[WHAT TO PRODUCE]:
Write out all the data again, exactly as it stands.

[ITEMS]:
──────────
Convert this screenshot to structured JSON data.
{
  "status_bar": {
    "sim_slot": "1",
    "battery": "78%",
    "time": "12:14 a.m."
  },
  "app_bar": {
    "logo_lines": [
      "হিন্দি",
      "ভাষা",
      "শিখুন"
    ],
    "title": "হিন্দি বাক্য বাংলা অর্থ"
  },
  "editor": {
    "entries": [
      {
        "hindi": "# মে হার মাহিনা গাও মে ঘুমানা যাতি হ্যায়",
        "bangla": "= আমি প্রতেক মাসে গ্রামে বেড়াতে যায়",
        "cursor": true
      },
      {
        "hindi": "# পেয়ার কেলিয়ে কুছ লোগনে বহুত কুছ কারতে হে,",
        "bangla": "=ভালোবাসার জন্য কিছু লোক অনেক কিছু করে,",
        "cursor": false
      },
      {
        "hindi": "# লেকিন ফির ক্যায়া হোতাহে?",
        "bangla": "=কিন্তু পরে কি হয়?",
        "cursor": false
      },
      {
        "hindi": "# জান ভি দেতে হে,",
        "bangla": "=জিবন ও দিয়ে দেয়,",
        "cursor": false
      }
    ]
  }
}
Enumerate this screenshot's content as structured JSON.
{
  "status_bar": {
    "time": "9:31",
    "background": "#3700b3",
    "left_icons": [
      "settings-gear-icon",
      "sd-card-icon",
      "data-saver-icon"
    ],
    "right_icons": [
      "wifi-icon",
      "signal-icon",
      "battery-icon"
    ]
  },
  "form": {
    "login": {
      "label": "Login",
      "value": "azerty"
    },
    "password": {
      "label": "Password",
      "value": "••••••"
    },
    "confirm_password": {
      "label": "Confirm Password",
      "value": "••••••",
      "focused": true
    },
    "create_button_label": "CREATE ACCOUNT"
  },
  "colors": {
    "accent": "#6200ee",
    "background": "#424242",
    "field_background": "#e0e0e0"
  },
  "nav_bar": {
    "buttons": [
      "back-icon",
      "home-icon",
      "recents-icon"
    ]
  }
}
──────────
[EXERCISE SOLUTION]:
Convert this screenshot to structured JSON data.
{
  "status_bar": {
    "sim_slot": "1",
    "battery": "78%",
    "time": "12:14 a.m."
  },
  "app_bar": {
    "logo_lines": [
      "হিন্দি",
      "ভাষা",
      "শিখুন"
    ],
    "title": "হিন্দি বাক্য বাংলা অর্থ"
  },
  "editor": {
    "entries": [
      {
        "hindi": "# মে হার মাহিনা গাও মে ঘুমানা যাতি হ্যায়",
        "bangla": "= আমি প্রতেক মাসে গ্রামে বেড়াতে যায়",
        "cursor": true
      },
      {
        "hindi": "# পেয়ার কেলিয়ে কুছ লোগনে বহুত কুছ কারতে হে,",
        "bangla": "=ভালোবাসার জন্য কিছু লোক অনেক কিছু করে,",
        "cursor": false
      },
      {
        "hindi": "# লেকিন ফির ক্যায়া হোতাহে?",
        "bangla": "=কিন্তু পরে কি হয়?",
        "cursor": false
      },
      {
        "hindi": "# জান ভি দেতে হে,",
        "bangla": "=জিবন ও দিয়ে দেয়,",
        "cursor": false
      }
    ]
  }
}
Enumerate this screenshot's content as structured JSON.
{
  "status_bar": {
    "time": "9:31",
    "background": "#3700b3",
    "left_icons": [
      "settings-gear-icon",
      "sd-card-icon",
      "data-saver-icon"
    ],
    "right_icons": [
      "wifi-icon",
      "signal-icon",
      "battery-icon"
    ]
  },
  "form": {
    "login": {
      "label": "Login",
      "value": "azerty"
    },
    "password": {
      "label": "Password",
      "value": "••••••"
    },
    "confirm_password": {
      "label": "Confirm Password",
      "value": "••••••",
      "focused": true
    },
    "create_button_label": "CREATE ACCOUNT"
  },
  "colors": {
    "accent": "#6200ee",
    "background": "#424242",
    "field_background": "#e0e0e0"
  },
  "nav_bar": {
    "buttons": [
      "back-icon",
      "home-icon",
      "recents-icon"
    ]
  }
}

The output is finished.